» Aim of the task
Go through the entries below and retype them exactly, omitting each picture.

-- begin --

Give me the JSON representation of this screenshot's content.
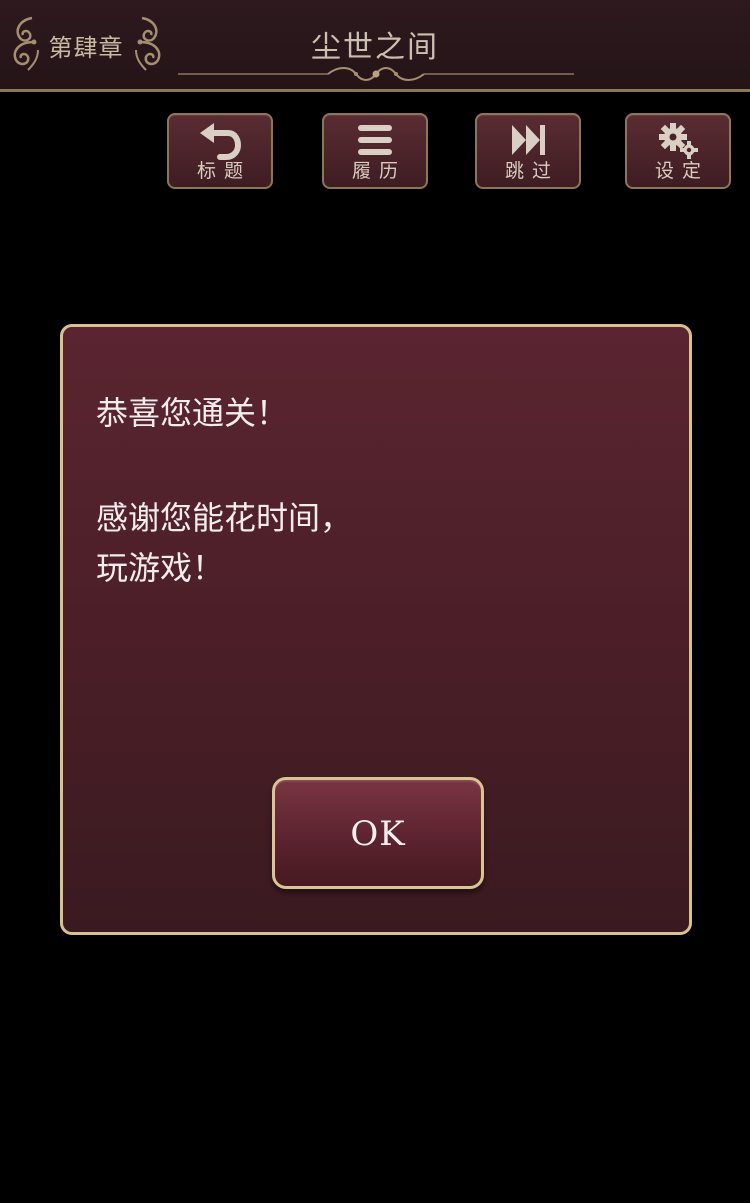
{
  "header": {
    "chapter": "第肆章",
    "title": "尘世之间"
  },
  "toolbar": {
    "title_label": "标题",
    "history_label": "履历",
    "skip_label": "跳过",
    "settings_label": "设定"
  },
  "dialog": {
    "line1": "恭喜您通关！",
    "line2": "感谢您能花时间，",
    "line3": "玩游戏！",
    "ok_label": "OK"
  },
  "colors": {
    "gold_border": "#d8c290",
    "dialog_bg": "#4a1e27",
    "header_bg": "#2e1a1e",
    "text": "#f4ecec"
  },
  "icons": {
    "title": "undo-arrow-icon",
    "history": "menu-lines-icon",
    "skip": "fast-forward-icon",
    "settings": "gears-icon"
  }
}
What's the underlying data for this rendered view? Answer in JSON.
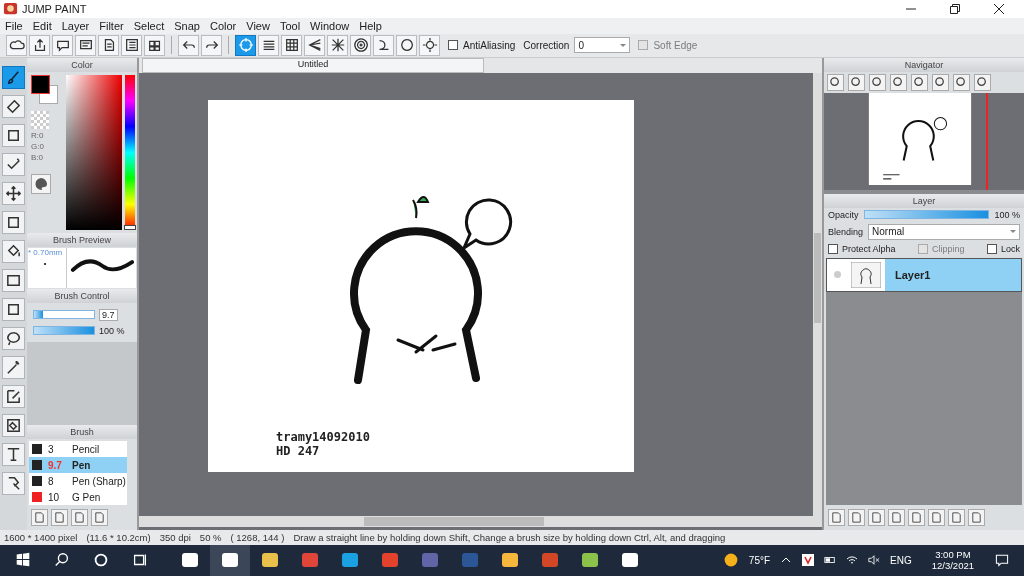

-- end --

» Full solution
Give me the JSON representation of this screenshot's content.
{
  "header": {
    "chapter": "第肆章",
    "title": "尘世之间"
  },
  "toolbar": {
    "title_label": "标题",
    "history_label": "履历",
    "skip_label": "跳过",
    "settings_label": "设定"
  },
  "dialog": {
    "line1": "恭喜您通关！",
    "line2": "感谢您能花时间，",
    "line3": "玩游戏！",
    "ok_label": "OK"
  },
  "colors": {
    "gold_border": "#d8c290",
    "dialog_bg": "#4a1e27",
    "header_bg": "#2e1a1e",
    "text": "#f4ecec"
  },
  "icons": {
    "title": "undo-arrow-icon",
    "history": "menu-lines-icon",
    "skip": "fast-forward-icon",
    "settings": "gears-icon"
  }
}
What's the underlying data for this rendered view? Answer in JSON.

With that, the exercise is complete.